____ Records for the task
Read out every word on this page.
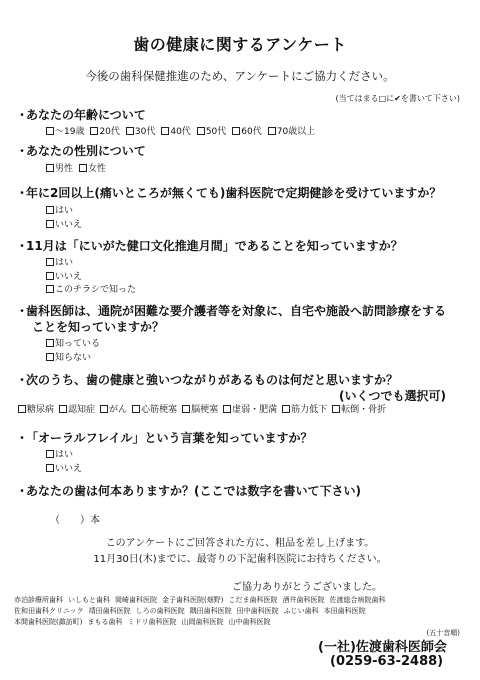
歯の健康に関するアンケート
今後の歯科保健推進のため、アンケートにご協力ください。
(当てはまる□に✔を書いて下さい)
・あなたの年齢について
～19歳 20代 30代 40代 50代 60代 70歳以上
・あなたの性別について
男性 女性
・年に2回以上(痛いところが無くても)歯科医院で定期健診を受けていますか？
はい
いいえ
・11月は「にいがた健口文化推進月間」であることを知っていますか？
はい
いいえ
このチラシで知った
・歯科医師は、通院が困難な要介護者等を対象に、自宅や施設へ訪問診療をする
ことを知っていますか？
知っている
知らない
・次のうち、歯の健康と強いつながりがあるものは何だと思いますか？
(いくつでも選択可)
糖尿病 認知症 がん 心筋梗塞 脳梗塞 虚弱・肥満 筋力低下 転倒・骨折
・「オーラルフレイル」という言葉を知っていますか？
はい
いいえ
・あなたの歯は何本ありますか？(ここでは数字を書いて下さい)
（　　）本
このアンケートにご回答された方に、粗品を差し上げます。
11月30日(木)までに、最寄りの下記歯科医院にお持ちください。
ご協力ありがとうございました。
赤泊診療所歯科 いしもと歯科 岡崎歯科医院 金子歯科医院(畑野) こだま歯科医院 酒井歯科医院 佐渡総合病院歯科
佐和田歯科クリニック 靖田歯科医院 しろの歯科医院 隅田歯科医院 田中歯科医院 ふじい歯科 本田歯科医院
本間歯科医院(諏訪町) まもる歯科 ミドリ歯科医院 山岡歯科医院 山中歯科医院
(五十音順)
(一社)佐渡歯科医師会
(0259-63-2488)
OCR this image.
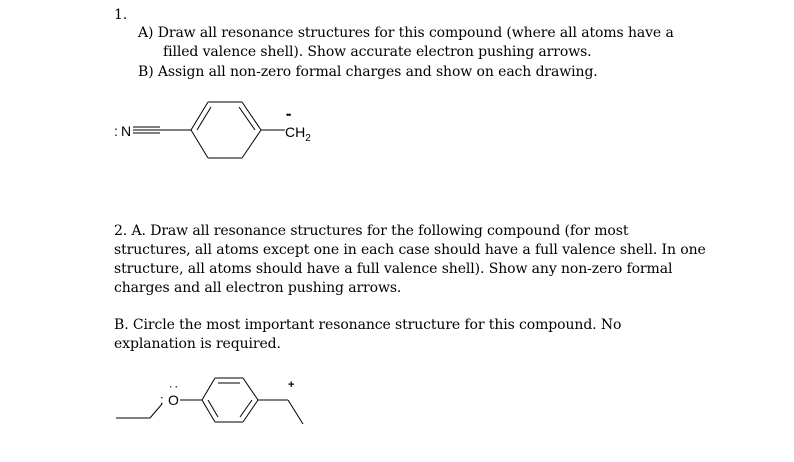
1.
A) Draw all resonance structures for this compound (where all atoms have a
filled valence shell). Show accurate electron pushing arrows.
B) Assign all non-zero formal charges and show on each drawing.
: N
••
$CH_2$
2. A. Draw all resonance structures for the following compound (for most
structures, all atoms except one in each case should have a full valence shell. In one
structure, all atoms should have a full valence shell). Show any non-zero formal
charges and all electron pushing arrows.
B. Circle the most important resonance structure for this compound. No
explanation is required.
:
:
O
+
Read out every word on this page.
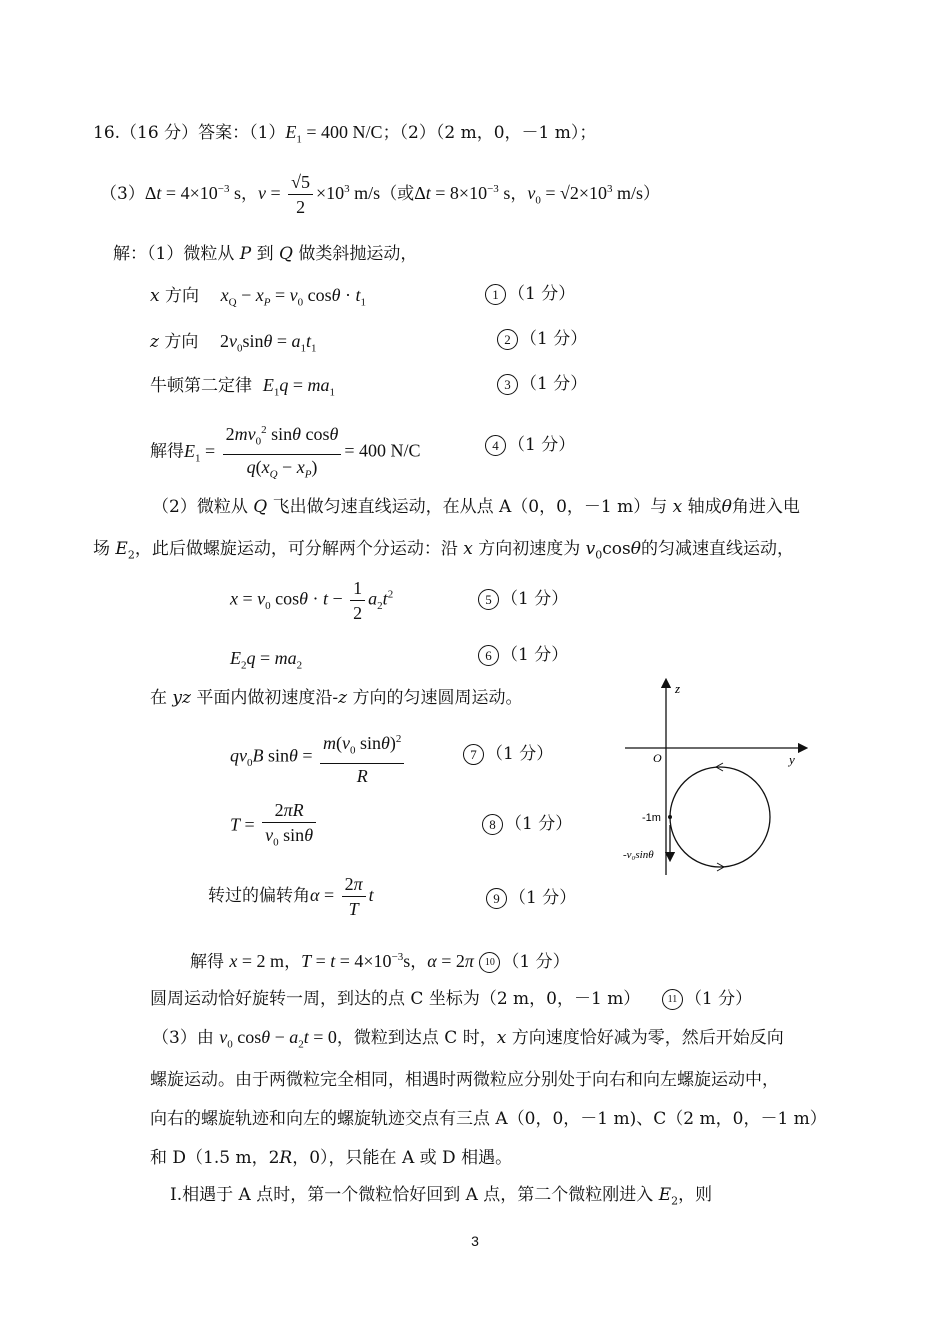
16.（16 分）答案：$(1)E_1 = 400$ N/C；（2）（2 m，0，－1 m）；
$(3)\Delta t = 4\times 10^{-3}$ s，$v = \frac{√5}{2} \times 10^3$ m/s（或$\Delta t = 8\times 10^{-3}$ s，$v_0 = √2\times 10^3$ m/s）
解：（1）微粒从 P 到 Q 做类斜抛运动，
x 方向    $x_Q - x_P = v_0$ $\cos\theta \cdot t_1$
1 （1 分）
z 方向    $2v_0\sin\theta = a_1t_1$
2 （1 分）
牛顿第二定律  $E_1q = ma_1$
3 （1 分）
解得$E_1 = \frac{2mv_0^2 \sin\theta \cos\theta}{q(x_Q - x_P)} = 400$ N/C	4 （1 分）
（2）微粒从 Q 飞出做匀速直线运动，在从点 A（0，0，－1 m）与 x 轴成θ角进入电
场 $E_2$，此后做螺旋运动，可分解两个分运动：沿 x 方向初速度为 $v_0\cos\theta$的匀减速直线运动，
$x = v_0$ $\cos\theta \cdot t - \frac{1}{2} a_2t^2$	5 （1 分）
$E_2q = ma_2$
6 （1 分）
在 yz 平面内做初速度沿-z 方向的匀速圆周运动。
$qv_0B$ $\sin\theta = \frac{m(v_0 \sin\theta)^2}{R}$	7 （1 分）
$T = \frac{2\pi R}{v_0 \sin\theta}$	8 （1 分）
转过的偏转角$\alpha = \frac{2\pi}{T}$ t	9 （1 分）
解得 x = 2 m，$T = t = 4\times 10^{-3}s$，α = 2π 10 （1 分）
圆周运动恰好旋转一周，到达的点 C 坐标为（2 m，0，－1 m）    11 （1 分）
（3）由 $v_0$ $\cos\theta - a_2t = 0$，微粒到达点 C 时，x 方向速度恰好减为零，然后开始反向
螺旋运动。由于两微粒完全相同，相遇时两微粒应分别处于向右和向左螺旋运动中，
向右的螺旋轨迹和向左的螺旋轨迹交点有三点 A（0，0，－1 m)、C（2 m，0，－1 m）
和 D（1.5 m，2R，0），只能在 A 或 D 相遇。
I.相遇于 A 点时，第一个微粒恰好回到 A 点，第二个微粒刚进入 $E_2$，则
z
y
O
-1m
-v₀sinθ
3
________
Problem: Return each line exactly as written. Any picture gets left out.

The answer:
Read out every word on this page.
歯の健康に関するアンケート
今後の歯科保健推進のため、アンケートにご協力ください。
(当てはまる□に✔を書いて下さい)
・あなたの年齢について
～19歳 20代 30代 40代 50代 60代 70歳以上
・あなたの性別について
男性 女性
・年に2回以上(痛いところが無くても)歯科医院で定期健診を受けていますか？
はい
いいえ
・11月は「にいがた健口文化推進月間」であることを知っていますか？
はい
いいえ
このチラシで知った
・歯科医師は、通院が困難な要介護者等を対象に、自宅や施設へ訪問診療をする
ことを知っていますか？
知っている
知らない
・次のうち、歯の健康と強いつながりがあるものは何だと思いますか？
(いくつでも選択可)
糖尿病 認知症 がん 心筋梗塞 脳梗塞 虚弱・肥満 筋力低下 転倒・骨折
・「オーラルフレイル」という言葉を知っていますか？
はい
いいえ
・あなたの歯は何本ありますか？(ここでは数字を書いて下さい)
（　　）本
このアンケートにご回答された方に、粗品を差し上げます。
11月30日(木)までに、最寄りの下記歯科医院にお持ちください。
ご協力ありがとうございました。
赤泊診療所歯科 いしもと歯科 岡崎歯科医院 金子歯科医院(畑野) こだま歯科医院 酒井歯科医院 佐渡総合病院歯科
佐和田歯科クリニック 靖田歯科医院 しろの歯科医院 隅田歯科医院 田中歯科医院 ふじい歯科 本田歯科医院
本間歯科医院(諏訪町) まもる歯科 ミドリ歯科医院 山岡歯科医院 山中歯科医院
(五十音順)
(一社)佐渡歯科医師会
(0259-63-2488)
OCR this image.
1.
A) Draw all resonance structures for this compound (where all atoms have a
filled valence shell). Show accurate electron pushing arrows.
B) Assign all non-zero formal charges and show on each drawing.
: N
••
$CH_2$
2. A. Draw all resonance structures for the following compound (for most
structures, all atoms except one in each case should have a full valence shell. In one
structure, all atoms should have a full valence shell). Show any non-zero formal
charges and all electron pushing arrows.
B. Circle the most important resonance structure for this compound. No
explanation is required.
:
:
O
+
Read out every word on this page.
16.（16 分）答案：$(1)E_1 = 400$ N/C；（2）（2 m，0，－1 m）；
$(3)\Delta t = 4\times 10^{-3}$ s，$v = \frac{√5}{2} \times 10^3$ m/s（或$\Delta t = 8\times 10^{-3}$ s，$v_0 = √2\times 10^3$ m/s）
解：（1）微粒从 P 到 Q 做类斜抛运动，
x 方向    $x_Q - x_P = v_0$ $\cos\theta \cdot t_1$
1 （1 分）
z 方向    $2v_0\sin\theta = a_1t_1$
2 （1 分）
牛顿第二定律  $E_1q = ma_1$
3 （1 分）
解得$E_1 = \frac{2mv_0^2 \sin\theta \cos\theta}{q(x_Q - x_P)} = 400$ N/C	4 （1 分）
（2）微粒从 Q 飞出做匀速直线运动，在从点 A（0，0，－1 m）与 x 轴成θ角进入电
场 $E_2$，此后做螺旋运动，可分解两个分运动：沿 x 方向初速度为 $v_0\cos\theta$的匀减速直线运动，
$x = v_0$ $\cos\theta \cdot t - \frac{1}{2} a_2t^2$	5 （1 分）
$E_2q = ma_2$
6 （1 分）
在 yz 平面内做初速度沿-z 方向的匀速圆周运动。
$qv_0B$ $\sin\theta = \frac{m(v_0 \sin\theta)^2}{R}$	7 （1 分）
$T = \frac{2\pi R}{v_0 \sin\theta}$	8 （1 分）
转过的偏转角$\alpha = \frac{2\pi}{T}$ t	9 （1 分）
解得 x = 2 m，$T = t = 4\times 10^{-3}s$，α = 2π 10 （1 分）
圆周运动恰好旋转一周，到达的点 C 坐标为（2 m，0，－1 m）    11 （1 分）
（3）由 $v_0$ $\cos\theta - a_2t = 0$，微粒到达点 C 时，x 方向速度恰好减为零，然后开始反向
螺旋运动。由于两微粒完全相同，相遇时两微粒应分别处于向右和向左螺旋运动中，
向右的螺旋轨迹和向左的螺旋轨迹交点有三点 A（0，0，－1 m)、C（2 m，0，－1 m）
和 D（1.5 m，2R，0），只能在 A 或 D 相遇。
I.相遇于 A 点时，第一个微粒恰好回到 A 点，第二个微粒刚进入 $E_2$，则
z
y
O
-1m
-v₀sinθ
3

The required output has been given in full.